* BEGIN LISTING *

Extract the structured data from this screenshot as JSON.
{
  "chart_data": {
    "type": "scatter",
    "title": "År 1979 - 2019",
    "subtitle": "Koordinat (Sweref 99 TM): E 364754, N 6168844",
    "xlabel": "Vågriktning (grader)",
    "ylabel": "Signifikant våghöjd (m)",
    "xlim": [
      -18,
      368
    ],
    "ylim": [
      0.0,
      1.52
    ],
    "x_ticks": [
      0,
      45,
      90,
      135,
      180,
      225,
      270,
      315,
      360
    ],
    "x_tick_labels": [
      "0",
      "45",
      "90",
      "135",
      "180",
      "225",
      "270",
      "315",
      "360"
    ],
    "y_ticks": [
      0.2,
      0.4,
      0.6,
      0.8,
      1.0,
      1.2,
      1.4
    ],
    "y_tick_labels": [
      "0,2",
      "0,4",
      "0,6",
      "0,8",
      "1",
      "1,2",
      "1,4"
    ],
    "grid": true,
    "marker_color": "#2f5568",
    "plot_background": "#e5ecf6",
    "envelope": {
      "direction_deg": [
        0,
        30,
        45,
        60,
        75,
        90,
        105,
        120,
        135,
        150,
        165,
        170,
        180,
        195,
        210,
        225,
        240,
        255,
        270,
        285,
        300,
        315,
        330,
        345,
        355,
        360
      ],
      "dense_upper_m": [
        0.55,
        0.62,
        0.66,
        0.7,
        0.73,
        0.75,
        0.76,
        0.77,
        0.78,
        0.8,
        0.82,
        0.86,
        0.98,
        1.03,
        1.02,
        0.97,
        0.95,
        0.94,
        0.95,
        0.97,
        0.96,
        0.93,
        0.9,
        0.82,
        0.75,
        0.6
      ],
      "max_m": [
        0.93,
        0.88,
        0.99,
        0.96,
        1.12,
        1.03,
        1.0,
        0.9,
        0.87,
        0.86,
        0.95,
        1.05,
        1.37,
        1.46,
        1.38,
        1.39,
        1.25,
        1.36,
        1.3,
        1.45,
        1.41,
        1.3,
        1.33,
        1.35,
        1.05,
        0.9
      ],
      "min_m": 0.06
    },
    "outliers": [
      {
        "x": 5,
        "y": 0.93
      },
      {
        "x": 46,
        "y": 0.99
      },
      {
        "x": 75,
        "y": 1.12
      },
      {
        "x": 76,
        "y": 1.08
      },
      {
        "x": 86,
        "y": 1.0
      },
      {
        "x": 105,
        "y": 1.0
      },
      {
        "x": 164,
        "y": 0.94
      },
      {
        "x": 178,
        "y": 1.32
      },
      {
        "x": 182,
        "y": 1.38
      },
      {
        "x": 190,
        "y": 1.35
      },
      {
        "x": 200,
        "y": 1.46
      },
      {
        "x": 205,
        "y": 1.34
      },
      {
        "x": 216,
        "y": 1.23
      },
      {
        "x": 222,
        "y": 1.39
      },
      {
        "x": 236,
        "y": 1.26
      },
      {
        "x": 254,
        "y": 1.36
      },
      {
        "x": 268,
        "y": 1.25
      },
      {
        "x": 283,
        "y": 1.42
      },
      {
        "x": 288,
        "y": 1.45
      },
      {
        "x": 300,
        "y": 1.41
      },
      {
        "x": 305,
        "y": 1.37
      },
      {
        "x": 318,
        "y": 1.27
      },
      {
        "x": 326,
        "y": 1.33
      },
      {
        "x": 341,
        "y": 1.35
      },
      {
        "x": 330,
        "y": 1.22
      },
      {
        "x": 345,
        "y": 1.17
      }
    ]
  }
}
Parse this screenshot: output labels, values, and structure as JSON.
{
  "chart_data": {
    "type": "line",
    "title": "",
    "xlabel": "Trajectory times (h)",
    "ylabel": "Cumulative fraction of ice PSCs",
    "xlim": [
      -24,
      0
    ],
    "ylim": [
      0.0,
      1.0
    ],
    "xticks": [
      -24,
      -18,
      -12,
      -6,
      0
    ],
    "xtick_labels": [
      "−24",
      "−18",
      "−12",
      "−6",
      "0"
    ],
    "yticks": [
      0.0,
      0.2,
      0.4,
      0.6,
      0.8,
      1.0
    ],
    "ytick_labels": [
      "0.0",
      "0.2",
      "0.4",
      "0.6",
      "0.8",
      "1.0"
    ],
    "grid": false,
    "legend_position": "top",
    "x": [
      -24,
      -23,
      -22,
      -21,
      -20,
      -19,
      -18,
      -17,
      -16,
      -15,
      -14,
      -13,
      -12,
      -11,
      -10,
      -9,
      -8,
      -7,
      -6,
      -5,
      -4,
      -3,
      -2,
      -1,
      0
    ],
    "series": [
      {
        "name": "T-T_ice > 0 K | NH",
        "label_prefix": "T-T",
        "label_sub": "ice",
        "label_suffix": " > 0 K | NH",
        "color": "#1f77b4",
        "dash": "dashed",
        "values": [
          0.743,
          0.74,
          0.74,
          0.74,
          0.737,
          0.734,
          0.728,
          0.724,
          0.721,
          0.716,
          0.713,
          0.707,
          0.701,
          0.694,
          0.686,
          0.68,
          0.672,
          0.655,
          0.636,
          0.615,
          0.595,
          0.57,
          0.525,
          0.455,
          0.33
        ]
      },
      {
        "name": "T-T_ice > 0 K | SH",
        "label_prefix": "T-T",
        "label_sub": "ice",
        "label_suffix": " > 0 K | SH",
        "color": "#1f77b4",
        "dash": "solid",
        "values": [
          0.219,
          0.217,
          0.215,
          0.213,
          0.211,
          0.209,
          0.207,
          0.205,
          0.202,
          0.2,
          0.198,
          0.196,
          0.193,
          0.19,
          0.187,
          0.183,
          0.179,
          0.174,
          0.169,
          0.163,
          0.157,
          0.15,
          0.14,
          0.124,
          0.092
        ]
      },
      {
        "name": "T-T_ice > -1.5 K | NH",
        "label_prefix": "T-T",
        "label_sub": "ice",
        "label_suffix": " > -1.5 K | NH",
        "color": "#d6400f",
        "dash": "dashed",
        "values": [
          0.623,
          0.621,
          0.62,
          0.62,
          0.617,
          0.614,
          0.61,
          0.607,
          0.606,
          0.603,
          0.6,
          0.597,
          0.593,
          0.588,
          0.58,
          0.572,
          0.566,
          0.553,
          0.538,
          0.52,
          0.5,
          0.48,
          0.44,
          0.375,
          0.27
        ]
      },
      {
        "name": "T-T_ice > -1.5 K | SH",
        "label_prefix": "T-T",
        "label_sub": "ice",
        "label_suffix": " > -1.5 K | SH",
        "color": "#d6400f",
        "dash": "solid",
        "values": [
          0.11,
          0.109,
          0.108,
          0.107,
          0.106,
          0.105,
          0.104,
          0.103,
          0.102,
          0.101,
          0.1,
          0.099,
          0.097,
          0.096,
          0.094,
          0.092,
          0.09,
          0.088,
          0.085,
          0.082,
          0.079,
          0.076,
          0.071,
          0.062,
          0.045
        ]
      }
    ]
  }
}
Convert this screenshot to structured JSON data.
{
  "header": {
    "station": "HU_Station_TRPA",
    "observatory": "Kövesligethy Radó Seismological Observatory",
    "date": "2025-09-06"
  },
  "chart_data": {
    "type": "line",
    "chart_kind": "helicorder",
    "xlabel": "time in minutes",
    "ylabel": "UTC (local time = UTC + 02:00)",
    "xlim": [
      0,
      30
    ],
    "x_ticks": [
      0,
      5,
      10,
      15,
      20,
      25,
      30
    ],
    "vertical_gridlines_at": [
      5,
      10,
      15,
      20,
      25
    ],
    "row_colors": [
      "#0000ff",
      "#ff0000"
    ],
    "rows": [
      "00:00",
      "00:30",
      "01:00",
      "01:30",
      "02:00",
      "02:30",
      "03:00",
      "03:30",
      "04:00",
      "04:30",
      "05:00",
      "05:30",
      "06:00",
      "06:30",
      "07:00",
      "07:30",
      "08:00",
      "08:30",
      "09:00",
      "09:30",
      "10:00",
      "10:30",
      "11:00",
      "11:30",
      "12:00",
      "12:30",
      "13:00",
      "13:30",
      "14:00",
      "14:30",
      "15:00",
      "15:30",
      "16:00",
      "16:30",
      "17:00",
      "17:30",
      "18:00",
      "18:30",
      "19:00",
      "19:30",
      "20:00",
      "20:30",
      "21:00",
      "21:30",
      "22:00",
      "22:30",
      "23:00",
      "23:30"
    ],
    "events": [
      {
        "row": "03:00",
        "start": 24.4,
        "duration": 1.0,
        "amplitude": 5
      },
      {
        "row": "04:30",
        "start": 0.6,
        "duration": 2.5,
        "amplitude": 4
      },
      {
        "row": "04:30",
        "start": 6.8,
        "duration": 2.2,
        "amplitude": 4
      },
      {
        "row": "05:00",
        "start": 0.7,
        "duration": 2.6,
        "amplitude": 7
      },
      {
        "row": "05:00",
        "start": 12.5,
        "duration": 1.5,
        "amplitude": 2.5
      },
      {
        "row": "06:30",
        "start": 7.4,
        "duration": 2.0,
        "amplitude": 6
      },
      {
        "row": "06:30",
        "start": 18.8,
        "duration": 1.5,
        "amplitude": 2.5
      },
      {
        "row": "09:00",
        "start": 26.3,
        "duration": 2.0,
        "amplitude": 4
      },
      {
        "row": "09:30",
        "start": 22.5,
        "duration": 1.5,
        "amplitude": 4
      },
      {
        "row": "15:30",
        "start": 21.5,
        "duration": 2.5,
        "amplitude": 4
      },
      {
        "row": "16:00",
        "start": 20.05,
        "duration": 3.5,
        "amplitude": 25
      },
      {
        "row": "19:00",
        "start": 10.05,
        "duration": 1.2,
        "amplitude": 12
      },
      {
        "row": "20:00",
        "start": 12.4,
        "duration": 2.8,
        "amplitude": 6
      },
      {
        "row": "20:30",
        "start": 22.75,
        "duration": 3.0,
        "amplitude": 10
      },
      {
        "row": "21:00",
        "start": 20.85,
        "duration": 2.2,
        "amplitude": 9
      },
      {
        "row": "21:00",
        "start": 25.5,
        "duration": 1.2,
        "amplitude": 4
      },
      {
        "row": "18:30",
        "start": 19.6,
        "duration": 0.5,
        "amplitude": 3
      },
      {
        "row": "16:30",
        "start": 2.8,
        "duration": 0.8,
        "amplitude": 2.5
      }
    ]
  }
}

* END LISTING *

Identify which lines contain the word "screenshot" and copy each one.

Extract the structured data from this screenshot as JSON.
Parse this screenshot: output labels, values, and structure as JSON.
Convert this screenshot to structured JSON data.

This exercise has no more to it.